• [Extract to read]
Datasets used to train language models can be substantial (1, 29), often reaching hundreds of gigabytes, and they draw from various sources and domains (30–34). Consequently, even when trained on public data, these datasets can contain sensitive information, such as personally identifiable information (PII) including names, phone numbers, and addresses. This raises concerns that a model trained on such data could inadvertently expose private details in its output. It is crucial to identify and minimize the risks of such leaks and develop strategies to address these concerns with future models. This has long been a concern in applying language models to healthcare (35). Prior to the advent of LLMs, BERT-based models were typically combined with differential privacy training and federated learning strategies to better protect privacy in healthcare applications (36).

Privacy and data protection regulation compliance is another significant concern associated with LLMs. These models have the capacity to “memorize” personal information, putting it at risk of being discovered by other users or potential attackers (37, 38). This ability to retain and potentially reveal personal information calls for robust measures to ensure data privacy and prevent unauthorized access.

• [Problem]
Could you copy out the passage on privacy risks in language model training data in full, word for word?

• [Data]
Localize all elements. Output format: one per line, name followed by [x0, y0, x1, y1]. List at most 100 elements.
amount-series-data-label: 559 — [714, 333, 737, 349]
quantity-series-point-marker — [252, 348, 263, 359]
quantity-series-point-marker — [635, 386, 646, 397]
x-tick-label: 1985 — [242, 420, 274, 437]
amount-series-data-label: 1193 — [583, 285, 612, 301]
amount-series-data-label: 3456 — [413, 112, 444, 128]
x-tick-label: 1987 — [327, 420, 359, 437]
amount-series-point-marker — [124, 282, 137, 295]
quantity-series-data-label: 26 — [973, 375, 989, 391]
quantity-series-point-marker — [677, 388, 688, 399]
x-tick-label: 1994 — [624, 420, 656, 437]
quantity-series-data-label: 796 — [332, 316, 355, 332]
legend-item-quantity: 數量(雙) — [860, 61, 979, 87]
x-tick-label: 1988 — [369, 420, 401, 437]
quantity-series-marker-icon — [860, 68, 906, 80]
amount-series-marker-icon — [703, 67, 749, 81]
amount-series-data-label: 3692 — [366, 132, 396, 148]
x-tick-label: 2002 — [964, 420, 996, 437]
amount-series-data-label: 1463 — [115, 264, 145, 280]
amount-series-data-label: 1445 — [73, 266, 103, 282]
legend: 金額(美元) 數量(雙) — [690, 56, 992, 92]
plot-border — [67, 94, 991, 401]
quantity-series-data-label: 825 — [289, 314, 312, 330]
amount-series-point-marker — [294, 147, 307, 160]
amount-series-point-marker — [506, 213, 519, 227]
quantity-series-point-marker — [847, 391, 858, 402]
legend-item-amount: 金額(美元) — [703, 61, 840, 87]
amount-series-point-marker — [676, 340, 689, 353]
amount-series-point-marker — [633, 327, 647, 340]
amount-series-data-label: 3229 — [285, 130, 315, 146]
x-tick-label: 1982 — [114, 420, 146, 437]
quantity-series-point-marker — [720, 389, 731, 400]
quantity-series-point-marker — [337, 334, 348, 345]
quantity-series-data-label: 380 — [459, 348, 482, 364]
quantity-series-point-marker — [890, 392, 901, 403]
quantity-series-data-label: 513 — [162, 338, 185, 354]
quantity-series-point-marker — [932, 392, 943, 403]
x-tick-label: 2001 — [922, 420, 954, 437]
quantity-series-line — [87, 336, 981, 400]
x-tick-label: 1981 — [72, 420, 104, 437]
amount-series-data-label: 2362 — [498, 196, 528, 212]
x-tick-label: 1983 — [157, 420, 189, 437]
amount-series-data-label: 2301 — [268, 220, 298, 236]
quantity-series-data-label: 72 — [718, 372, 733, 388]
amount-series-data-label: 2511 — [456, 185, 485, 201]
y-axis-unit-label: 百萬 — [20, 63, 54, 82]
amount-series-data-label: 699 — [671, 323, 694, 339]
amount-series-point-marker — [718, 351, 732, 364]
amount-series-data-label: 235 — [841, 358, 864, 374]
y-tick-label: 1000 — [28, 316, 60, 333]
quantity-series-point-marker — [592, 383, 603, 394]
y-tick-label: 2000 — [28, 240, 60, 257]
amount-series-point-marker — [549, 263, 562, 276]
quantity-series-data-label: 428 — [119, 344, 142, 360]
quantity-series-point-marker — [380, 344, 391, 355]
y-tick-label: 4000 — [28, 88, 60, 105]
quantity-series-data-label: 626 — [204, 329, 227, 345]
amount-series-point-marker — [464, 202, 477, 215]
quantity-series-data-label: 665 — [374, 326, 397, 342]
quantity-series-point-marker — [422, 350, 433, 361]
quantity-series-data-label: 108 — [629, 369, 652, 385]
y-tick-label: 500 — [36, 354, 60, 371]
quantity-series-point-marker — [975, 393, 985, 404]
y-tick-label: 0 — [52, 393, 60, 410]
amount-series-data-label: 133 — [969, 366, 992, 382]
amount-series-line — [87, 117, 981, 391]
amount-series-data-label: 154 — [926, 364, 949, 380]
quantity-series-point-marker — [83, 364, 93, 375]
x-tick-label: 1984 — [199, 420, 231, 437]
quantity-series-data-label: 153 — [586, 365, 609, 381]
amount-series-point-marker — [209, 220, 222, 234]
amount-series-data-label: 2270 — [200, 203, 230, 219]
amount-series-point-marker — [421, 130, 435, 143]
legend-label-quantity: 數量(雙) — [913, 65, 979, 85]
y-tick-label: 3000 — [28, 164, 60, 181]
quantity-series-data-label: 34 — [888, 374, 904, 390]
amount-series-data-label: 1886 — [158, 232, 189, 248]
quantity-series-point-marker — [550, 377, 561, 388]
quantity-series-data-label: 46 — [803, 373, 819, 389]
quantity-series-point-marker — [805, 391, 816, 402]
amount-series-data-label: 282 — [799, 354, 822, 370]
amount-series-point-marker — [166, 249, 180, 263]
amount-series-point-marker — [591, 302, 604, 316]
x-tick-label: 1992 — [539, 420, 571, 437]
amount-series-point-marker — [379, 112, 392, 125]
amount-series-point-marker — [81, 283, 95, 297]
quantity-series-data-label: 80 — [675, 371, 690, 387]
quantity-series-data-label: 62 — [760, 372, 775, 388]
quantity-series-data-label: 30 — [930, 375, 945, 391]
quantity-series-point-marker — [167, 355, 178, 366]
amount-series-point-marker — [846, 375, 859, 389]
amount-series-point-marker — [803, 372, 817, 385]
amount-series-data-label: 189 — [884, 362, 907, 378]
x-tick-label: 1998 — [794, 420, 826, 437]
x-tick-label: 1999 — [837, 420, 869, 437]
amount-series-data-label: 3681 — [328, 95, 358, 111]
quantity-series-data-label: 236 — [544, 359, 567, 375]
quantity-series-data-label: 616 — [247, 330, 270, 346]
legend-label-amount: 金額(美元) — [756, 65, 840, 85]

• [Answer to the problem]
Datasets used to train language models can be substantial (1, 29), often reaching hundreds of gigabytes, and they draw from various sources and domains (30–34). Consequently, even when trained on public data, these datasets can contain sensitive information, such as personally identifiable information (PII) including names, phone numbers, and addresses. This raises concerns that a model trained on such data could inadvertently expose private details in its output. It is crucial to identify and minimize the risks of such leaks and develop strategies to address these concerns with future models. This has long been a concern in applying language models to healthcare (35). Prior to the advent of LLMs, BERT-based models were typically combined with differential privacy training and federated learning strategies to better protect privacy in healthcare applications (36).

Privacy and data protection regulation compliance is another significant concern associated with LLMs. These models have the capacity to “memorize” personal information, putting it at risk of being discovered by other users or potential attackers (37, 38). This ability to retain and potentially reveal personal information calls for robust measures to ensure data privacy and prevent unauthorized access.